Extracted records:
►

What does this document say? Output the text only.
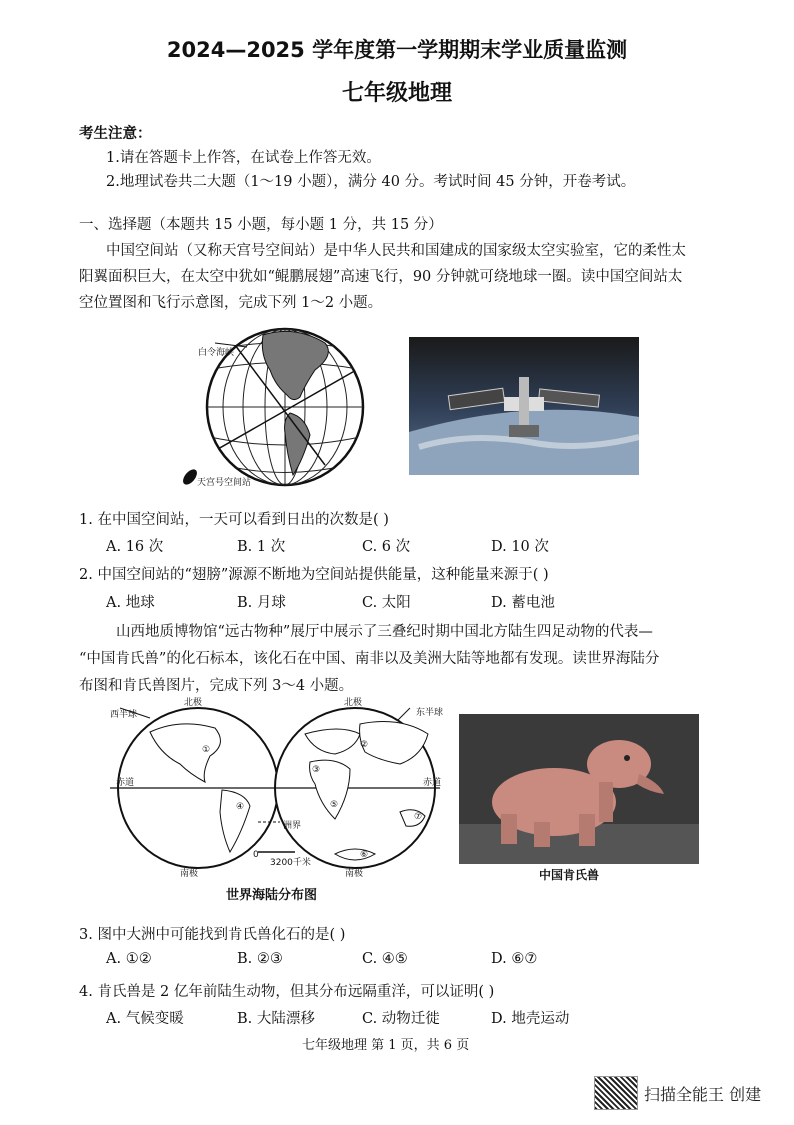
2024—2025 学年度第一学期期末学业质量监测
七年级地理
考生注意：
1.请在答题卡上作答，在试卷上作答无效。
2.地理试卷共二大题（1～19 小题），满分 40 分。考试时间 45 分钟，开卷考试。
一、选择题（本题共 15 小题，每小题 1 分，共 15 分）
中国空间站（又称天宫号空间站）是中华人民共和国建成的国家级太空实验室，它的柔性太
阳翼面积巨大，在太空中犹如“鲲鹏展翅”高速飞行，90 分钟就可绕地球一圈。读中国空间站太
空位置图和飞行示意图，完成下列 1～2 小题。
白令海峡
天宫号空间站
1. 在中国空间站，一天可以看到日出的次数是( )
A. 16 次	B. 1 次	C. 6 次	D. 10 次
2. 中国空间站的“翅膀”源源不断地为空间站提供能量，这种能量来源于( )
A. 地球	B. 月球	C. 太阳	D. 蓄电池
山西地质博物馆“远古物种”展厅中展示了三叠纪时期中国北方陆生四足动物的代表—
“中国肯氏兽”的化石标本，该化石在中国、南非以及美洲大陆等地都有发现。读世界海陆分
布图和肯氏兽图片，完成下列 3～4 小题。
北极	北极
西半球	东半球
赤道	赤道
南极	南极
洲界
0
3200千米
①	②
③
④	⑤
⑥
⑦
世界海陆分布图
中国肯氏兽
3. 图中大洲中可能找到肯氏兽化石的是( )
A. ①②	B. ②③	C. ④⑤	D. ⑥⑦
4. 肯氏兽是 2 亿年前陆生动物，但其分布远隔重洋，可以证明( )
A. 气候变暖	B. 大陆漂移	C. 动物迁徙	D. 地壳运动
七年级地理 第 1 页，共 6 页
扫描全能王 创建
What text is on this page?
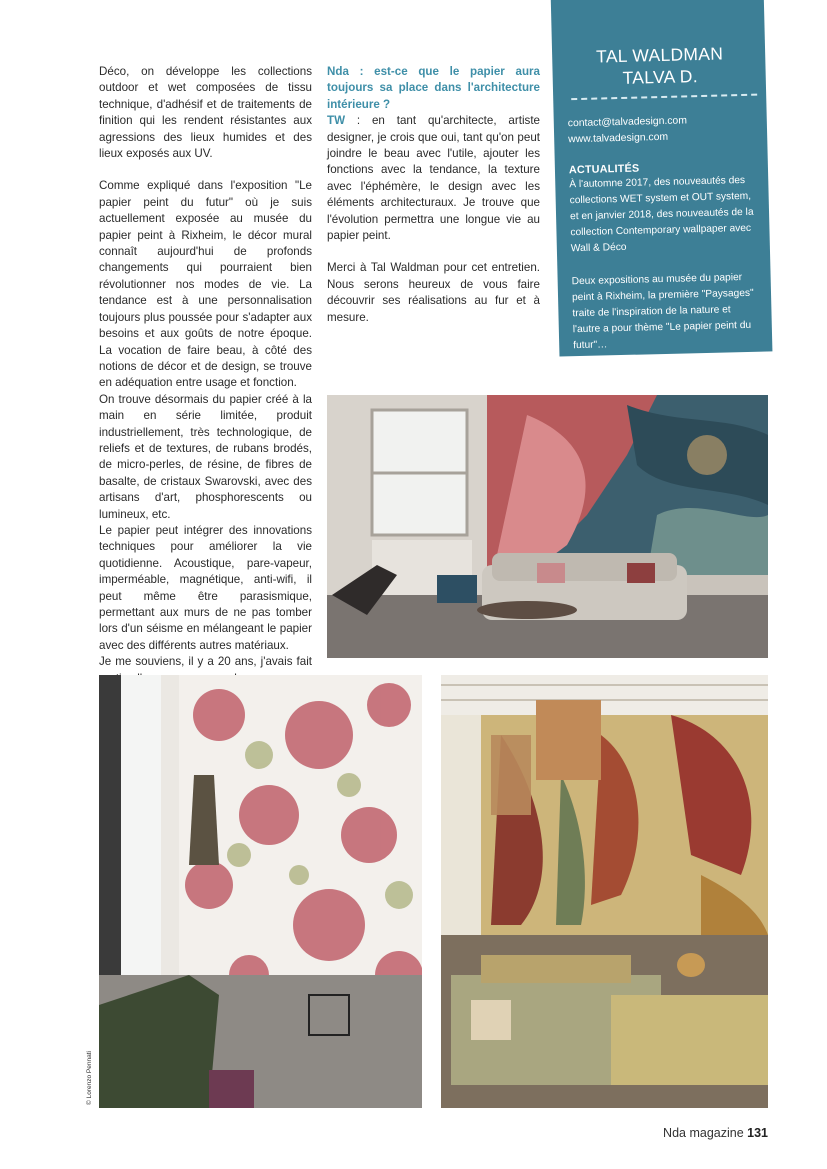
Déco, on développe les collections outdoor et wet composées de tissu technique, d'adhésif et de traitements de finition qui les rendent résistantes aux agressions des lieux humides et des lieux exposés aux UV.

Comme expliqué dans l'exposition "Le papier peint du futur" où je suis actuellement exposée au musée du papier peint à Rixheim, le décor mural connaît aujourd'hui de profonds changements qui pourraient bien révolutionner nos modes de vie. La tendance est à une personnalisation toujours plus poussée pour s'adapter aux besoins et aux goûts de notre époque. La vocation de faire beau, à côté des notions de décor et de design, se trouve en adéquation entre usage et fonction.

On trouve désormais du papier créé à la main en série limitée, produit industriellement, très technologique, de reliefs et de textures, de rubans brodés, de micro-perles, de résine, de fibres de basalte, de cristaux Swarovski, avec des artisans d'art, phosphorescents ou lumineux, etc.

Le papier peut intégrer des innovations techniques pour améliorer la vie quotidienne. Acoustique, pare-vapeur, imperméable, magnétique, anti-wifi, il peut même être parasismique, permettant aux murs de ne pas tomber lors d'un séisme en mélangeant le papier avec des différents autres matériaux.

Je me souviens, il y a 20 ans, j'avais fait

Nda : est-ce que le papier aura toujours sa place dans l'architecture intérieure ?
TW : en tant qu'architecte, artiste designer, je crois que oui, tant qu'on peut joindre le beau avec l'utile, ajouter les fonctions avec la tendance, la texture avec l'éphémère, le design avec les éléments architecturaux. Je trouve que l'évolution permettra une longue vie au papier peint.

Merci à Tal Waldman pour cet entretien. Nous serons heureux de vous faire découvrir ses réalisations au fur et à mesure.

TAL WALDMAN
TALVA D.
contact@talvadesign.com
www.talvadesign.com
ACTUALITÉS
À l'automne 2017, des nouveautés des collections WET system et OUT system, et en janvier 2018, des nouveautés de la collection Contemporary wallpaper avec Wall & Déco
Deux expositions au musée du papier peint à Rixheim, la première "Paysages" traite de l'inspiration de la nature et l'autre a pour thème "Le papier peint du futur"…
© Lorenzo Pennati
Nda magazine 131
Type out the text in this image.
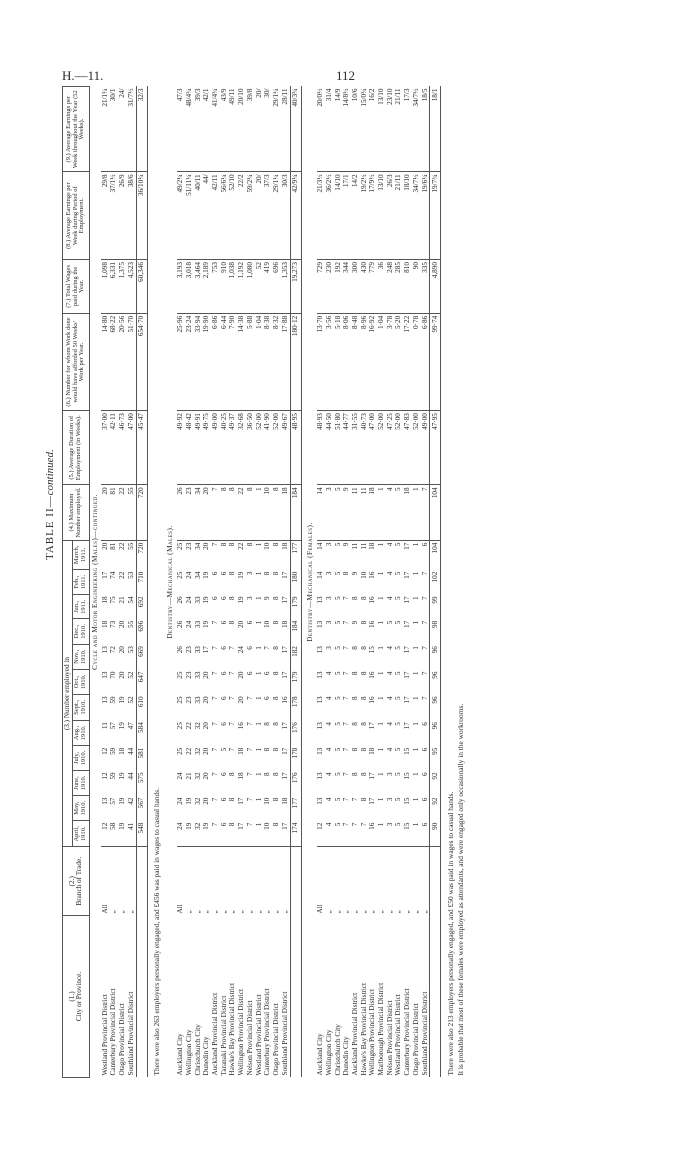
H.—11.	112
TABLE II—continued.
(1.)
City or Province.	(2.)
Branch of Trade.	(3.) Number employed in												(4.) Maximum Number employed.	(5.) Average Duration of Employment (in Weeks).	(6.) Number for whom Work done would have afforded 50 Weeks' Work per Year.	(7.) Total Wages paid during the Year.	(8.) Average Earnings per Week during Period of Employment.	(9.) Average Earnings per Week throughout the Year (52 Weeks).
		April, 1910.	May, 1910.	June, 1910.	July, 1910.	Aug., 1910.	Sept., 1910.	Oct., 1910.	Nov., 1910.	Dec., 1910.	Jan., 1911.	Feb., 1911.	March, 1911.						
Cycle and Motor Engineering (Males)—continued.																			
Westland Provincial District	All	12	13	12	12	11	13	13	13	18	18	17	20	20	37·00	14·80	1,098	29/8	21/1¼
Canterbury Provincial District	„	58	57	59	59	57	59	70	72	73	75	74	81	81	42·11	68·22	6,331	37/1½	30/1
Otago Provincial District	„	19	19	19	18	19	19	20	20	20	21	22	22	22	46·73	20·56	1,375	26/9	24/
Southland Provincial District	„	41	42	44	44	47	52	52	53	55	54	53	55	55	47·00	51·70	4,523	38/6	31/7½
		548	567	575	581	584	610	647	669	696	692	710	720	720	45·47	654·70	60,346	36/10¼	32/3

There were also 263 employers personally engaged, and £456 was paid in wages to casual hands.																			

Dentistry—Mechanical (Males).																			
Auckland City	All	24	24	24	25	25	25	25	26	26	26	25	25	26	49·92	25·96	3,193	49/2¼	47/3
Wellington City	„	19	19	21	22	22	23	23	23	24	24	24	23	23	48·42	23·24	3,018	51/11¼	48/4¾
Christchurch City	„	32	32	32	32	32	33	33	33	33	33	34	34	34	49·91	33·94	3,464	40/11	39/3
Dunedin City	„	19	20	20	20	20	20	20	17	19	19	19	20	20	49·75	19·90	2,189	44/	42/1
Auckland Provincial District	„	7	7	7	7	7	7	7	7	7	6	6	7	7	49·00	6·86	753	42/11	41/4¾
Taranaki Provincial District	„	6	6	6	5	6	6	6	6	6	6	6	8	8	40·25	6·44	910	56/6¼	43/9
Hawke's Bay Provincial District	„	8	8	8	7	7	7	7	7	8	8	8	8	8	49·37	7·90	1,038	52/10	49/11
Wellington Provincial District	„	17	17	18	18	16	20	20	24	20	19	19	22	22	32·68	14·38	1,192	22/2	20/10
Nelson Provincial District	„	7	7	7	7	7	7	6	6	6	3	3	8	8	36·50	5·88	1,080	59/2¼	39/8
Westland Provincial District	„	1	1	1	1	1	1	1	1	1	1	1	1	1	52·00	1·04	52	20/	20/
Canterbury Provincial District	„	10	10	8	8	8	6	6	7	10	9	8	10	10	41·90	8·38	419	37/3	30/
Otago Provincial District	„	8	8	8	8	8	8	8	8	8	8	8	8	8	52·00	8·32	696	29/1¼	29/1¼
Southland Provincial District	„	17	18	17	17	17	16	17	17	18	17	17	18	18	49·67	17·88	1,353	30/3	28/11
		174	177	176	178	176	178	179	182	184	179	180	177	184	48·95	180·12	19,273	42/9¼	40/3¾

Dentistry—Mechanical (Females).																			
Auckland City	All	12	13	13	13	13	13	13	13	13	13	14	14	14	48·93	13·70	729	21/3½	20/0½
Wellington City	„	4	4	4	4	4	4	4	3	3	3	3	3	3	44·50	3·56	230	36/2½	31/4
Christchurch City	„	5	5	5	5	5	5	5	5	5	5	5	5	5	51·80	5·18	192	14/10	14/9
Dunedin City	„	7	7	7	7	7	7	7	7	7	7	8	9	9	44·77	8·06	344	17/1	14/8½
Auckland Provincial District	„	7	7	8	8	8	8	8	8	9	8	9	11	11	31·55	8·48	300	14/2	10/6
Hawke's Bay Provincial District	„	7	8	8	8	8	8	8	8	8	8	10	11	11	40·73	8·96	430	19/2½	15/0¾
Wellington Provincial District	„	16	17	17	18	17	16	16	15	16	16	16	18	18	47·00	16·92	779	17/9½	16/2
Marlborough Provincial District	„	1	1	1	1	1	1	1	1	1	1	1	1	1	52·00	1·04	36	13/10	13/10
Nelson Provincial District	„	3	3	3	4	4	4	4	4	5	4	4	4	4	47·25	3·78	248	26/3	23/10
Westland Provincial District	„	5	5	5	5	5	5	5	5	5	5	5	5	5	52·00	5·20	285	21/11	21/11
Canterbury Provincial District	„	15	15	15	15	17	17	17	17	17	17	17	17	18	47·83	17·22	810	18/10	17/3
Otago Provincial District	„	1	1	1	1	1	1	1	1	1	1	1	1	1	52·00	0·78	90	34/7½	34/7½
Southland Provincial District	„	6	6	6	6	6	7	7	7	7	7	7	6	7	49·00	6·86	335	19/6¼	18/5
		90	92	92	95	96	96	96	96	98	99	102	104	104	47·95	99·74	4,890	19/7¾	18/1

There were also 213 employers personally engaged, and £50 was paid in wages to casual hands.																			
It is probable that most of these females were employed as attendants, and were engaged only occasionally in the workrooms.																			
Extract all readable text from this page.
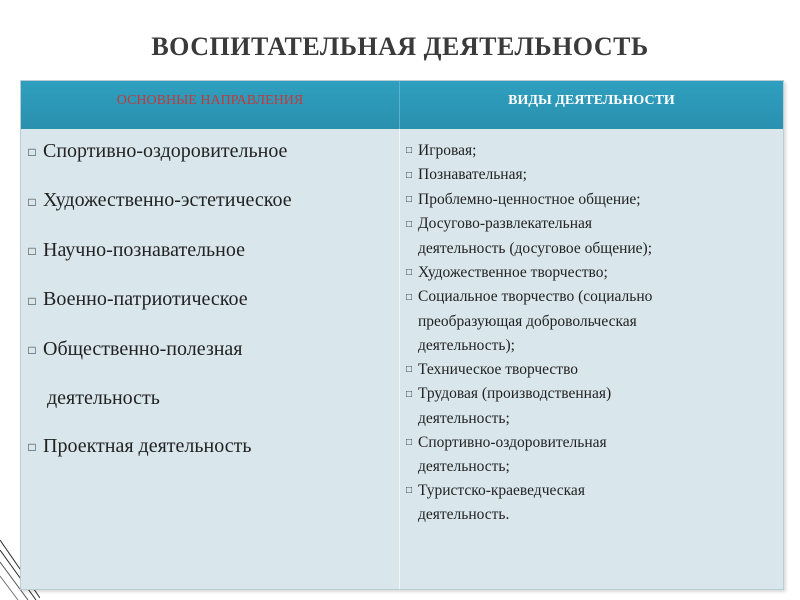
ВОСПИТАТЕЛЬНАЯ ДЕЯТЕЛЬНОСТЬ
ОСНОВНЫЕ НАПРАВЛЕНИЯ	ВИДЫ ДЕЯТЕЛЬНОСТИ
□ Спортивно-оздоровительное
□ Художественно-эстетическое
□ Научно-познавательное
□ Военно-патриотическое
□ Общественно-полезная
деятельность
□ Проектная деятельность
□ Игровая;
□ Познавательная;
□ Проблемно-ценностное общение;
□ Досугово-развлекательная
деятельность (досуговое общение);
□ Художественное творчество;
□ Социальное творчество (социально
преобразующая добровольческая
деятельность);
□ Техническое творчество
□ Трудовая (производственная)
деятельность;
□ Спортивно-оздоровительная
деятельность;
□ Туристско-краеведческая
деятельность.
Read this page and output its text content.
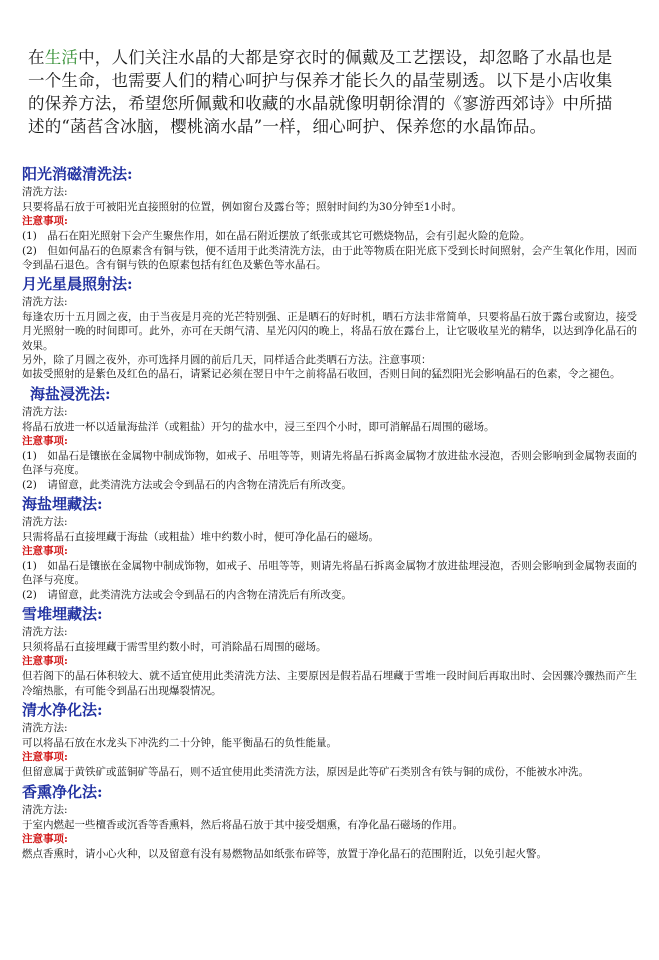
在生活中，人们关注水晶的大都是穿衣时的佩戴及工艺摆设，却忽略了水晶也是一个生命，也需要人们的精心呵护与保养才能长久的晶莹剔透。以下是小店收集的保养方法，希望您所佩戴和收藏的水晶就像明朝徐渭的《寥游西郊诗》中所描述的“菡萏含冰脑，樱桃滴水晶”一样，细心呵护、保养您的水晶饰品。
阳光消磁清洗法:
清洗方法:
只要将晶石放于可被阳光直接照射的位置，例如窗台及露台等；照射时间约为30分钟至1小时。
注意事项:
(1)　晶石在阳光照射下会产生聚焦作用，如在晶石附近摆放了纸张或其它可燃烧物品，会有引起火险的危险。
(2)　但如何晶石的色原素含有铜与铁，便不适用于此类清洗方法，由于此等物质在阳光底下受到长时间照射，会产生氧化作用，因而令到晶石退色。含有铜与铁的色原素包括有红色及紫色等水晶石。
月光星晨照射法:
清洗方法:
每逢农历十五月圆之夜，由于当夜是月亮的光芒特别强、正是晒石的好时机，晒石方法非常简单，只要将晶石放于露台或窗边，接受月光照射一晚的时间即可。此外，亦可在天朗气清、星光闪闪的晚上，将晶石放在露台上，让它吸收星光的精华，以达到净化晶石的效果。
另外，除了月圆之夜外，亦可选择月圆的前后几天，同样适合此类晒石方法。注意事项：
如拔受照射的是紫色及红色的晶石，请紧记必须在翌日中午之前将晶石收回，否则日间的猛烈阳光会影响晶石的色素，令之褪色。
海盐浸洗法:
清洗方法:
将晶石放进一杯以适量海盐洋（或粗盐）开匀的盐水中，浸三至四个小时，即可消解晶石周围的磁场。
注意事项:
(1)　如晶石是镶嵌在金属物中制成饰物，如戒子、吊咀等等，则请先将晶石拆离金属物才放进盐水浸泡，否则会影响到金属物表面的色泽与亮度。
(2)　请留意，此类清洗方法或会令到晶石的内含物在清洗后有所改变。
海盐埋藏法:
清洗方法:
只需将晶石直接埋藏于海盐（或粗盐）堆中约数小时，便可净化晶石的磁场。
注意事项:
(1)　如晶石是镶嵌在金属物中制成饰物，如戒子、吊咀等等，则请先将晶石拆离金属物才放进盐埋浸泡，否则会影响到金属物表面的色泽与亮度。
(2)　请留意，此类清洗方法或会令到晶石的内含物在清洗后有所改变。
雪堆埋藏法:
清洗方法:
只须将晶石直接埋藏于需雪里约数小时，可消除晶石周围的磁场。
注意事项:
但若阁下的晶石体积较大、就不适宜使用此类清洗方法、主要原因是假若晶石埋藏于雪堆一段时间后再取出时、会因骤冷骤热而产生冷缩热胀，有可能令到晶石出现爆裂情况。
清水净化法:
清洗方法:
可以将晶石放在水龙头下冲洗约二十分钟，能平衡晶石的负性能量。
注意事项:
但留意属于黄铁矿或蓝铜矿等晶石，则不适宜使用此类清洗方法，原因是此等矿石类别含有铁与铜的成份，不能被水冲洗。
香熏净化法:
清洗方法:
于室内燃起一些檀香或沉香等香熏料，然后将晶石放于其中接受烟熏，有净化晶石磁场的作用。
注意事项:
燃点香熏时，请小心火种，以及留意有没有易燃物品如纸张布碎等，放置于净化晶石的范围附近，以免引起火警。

◄

## WHAT YOU HAVE TO DO
Tell how many lines of the records above hold the string "dans". Give no other text.

## IN RESPONSE
2